What to do
Quote the records that follow in full, leaving the pictures out.

Data to process

────

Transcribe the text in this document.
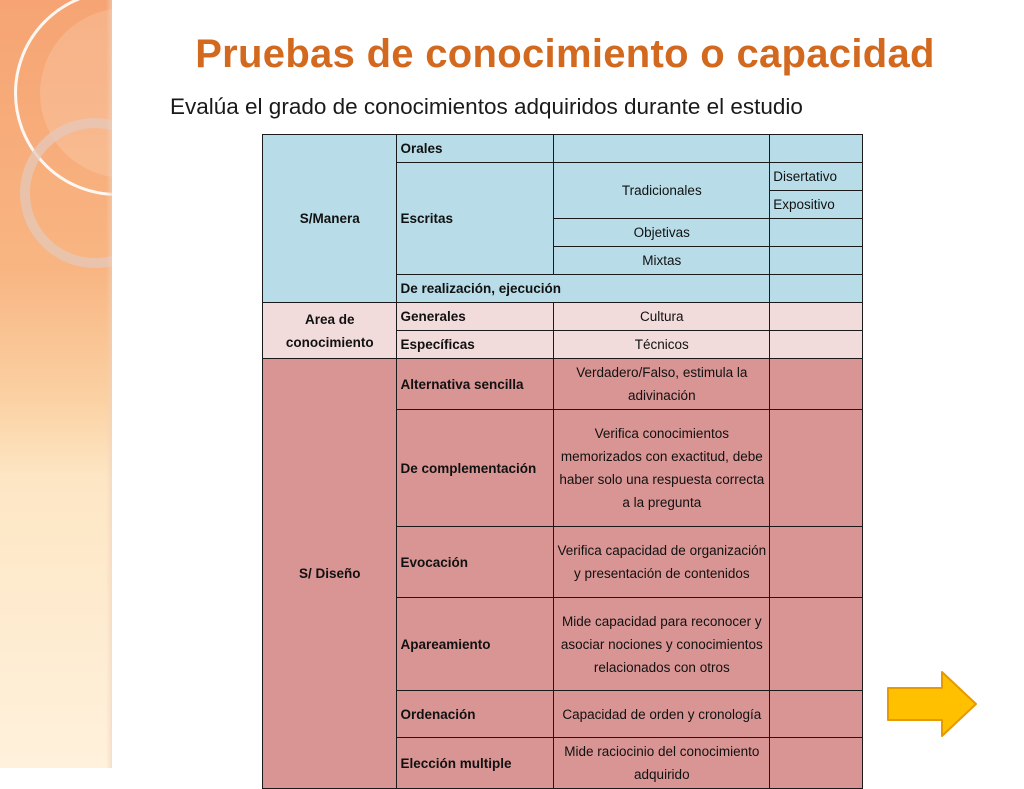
Pruebas de conocimiento o capacidad
Evalúa el grado de conocimientos adquiridos durante el estudio
S/Manera	Orales		
	Escritas	Tradicionales	Disertativo
			Expositivo
		Objetivas	
		Mixtas	
	De realización, ejecución		
Area de conocimiento	Generales	Cultura	
	Específicas	Técnicos	
S/ Diseño	Alternativa sencilla	Verdadero/Falso, estimula la adivinación	
	De complementación	Verifica conocimientos memorizados con exactitud, debe haber solo una respuesta correcta a la pregunta	
	Evocación	Verifica capacidad de organización y presentación de contenidos	
	Apareamiento	Mide capacidad para reconocer y asociar nociones y conocimientos relacionados con otros	
	Ordenación	Capacidad de orden y cronología	
	Elección multiple	Mide raciocinio del conocimiento adquirido	
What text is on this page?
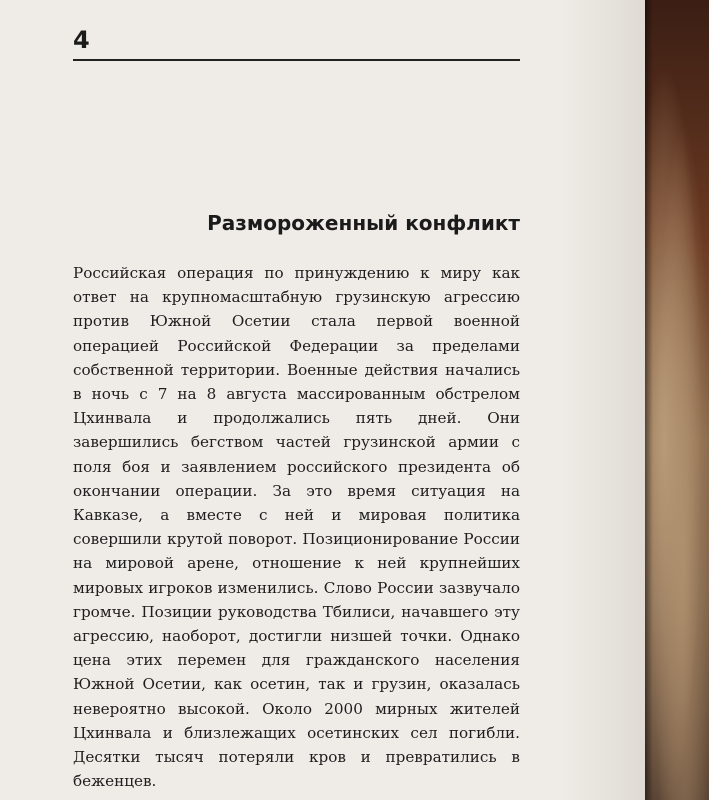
4
Размороженный конфликт

Российская операция по принуждению к миру как ответ на крупномасштабную грузинскую агрессию против Южной Осетии стала первой военной операцией Российской Федерации за пределами собственной территории. Военные действия начались в ночь с 7 на 8 августа массированным обстрелом Цхинвала и продолжались пять дней. Они завершились бегством частей грузинской армии с поля боя и заявлением российского президента об окончании операции. За это время ситуация на Кавказе, а вместе с ней и мировая политика совершили крутой поворот. Позиционирование России на мировой арене, отношение к ней крупнейших мировых игроков изменились. Слово России зазвучало громче. Позиции руководства Тбилиси, начавшего эту агрессию, наоборот, достигли низшей точки. Однако цена этих перемен для гражданского населения Южной Осетии, как осетин, так и грузин, оказалась невероятно высокой. Около 2000 мирных жителей Цхинвала и близлежащих осетинских сел погибли. Десятки тысяч потеряли кров и превратились в беженцев.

────

Solution
Transcribe the text in this document.
Pruebas de conocimiento o capacidad
Evalúa el grado de conocimientos adquiridos durante el estudio
S/Manera	Orales		
	Escritas	Tradicionales	Disertativo
			Expositivo
		Objetivas	
		Mixtas	
	De realización, ejecución		
Area de conocimiento	Generales	Cultura	
	Específicas	Técnicos	
S/ Diseño	Alternativa sencilla	Verdadero/Falso, estimula la adivinación	
	De complementación	Verifica conocimientos memorizados con exactitud, debe haber solo una respuesta correcta a la pregunta	
	Evocación	Verifica capacidad de organización y presentación de contenidos	
	Apareamiento	Mide capacidad para reconocer y asociar nociones y conocimientos relacionados con otros	
	Ordenación	Capacidad de orden y cronología	
	Elección multiple	Mide raciocinio del conocimiento adquirido	
What text is on this page?
4
Размороженный конфликт

Российская операция по принуждению к миру как ответ на крупномасштабную грузинскую агрессию против Южной Осетии стала первой военной операцией Российской Федерации за пределами собственной территории. Военные действия начались в ночь с 7 на 8 августа массированным обстрелом Цхинвала и продолжались пять дней. Они завершились бегством частей грузинской армии с поля боя и заявлением российского президента об окончании операции. За это время ситуация на Кавказе, а вместе с ней и мировая политика совершили крутой поворот. Позиционирование России на мировой арене, отношение к ней крупнейших мировых игроков изменились. Слово России зазвучало громче. Позиции руководства Тбилиси, начавшего эту агрессию, наоборот, достигли низшей точки. Однако цена этих перемен для гражданского населения Южной Осетии, как осетин, так и грузин, оказалась невероятно высокой. Около 2000 мирных жителей Цхинвала и близлежащих осетинских сел погибли. Десятки тысяч потеряли кров и превратились в беженцев.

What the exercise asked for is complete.